● Work required
Report the number of lines where the string "улучшение" occurs, and write nothing else.

==== Raw records ====

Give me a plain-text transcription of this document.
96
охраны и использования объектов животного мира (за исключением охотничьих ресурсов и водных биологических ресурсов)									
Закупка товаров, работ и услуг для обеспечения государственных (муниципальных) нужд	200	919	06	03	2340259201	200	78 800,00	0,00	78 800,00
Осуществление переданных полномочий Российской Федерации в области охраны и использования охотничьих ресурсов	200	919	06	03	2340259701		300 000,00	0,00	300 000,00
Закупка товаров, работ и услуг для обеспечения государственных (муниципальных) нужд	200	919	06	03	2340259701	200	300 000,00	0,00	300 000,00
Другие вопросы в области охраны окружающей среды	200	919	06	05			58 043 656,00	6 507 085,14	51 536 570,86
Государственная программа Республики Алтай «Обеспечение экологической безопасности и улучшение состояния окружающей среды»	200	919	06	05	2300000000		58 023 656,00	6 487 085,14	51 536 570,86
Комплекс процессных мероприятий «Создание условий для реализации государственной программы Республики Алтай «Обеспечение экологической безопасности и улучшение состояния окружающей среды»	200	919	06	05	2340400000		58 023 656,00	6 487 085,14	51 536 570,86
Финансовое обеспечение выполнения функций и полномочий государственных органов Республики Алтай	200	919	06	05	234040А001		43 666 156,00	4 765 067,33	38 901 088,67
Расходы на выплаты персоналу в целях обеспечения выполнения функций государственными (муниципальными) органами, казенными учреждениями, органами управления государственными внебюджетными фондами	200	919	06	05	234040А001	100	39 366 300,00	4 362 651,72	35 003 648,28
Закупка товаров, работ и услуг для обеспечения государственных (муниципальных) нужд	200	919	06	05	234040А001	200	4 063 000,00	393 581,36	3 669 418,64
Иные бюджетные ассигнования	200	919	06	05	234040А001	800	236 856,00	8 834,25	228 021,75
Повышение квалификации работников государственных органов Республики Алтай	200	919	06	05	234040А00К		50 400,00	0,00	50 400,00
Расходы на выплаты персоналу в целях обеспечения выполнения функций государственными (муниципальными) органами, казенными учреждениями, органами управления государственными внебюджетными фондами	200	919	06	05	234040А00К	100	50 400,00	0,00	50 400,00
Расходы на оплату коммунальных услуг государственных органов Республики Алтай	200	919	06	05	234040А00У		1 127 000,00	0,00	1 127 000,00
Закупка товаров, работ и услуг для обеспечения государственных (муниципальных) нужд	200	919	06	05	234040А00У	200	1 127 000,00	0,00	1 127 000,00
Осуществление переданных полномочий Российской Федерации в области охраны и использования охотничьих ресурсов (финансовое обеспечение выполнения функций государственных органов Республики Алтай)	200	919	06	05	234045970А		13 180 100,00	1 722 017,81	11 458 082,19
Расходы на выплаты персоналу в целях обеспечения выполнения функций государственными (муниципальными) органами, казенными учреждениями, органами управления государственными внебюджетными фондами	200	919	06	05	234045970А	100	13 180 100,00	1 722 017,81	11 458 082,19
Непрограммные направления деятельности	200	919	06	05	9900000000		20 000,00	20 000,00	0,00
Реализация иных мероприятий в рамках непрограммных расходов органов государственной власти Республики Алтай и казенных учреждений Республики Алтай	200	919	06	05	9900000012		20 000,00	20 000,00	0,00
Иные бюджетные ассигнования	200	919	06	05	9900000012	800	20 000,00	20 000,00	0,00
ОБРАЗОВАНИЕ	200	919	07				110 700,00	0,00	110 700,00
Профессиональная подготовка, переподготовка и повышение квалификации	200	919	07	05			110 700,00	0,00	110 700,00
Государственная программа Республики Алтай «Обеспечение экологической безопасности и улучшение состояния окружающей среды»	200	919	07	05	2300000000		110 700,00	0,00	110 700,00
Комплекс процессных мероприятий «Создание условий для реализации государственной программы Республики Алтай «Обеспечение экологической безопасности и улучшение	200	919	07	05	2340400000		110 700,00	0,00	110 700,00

====

● Response to this task
4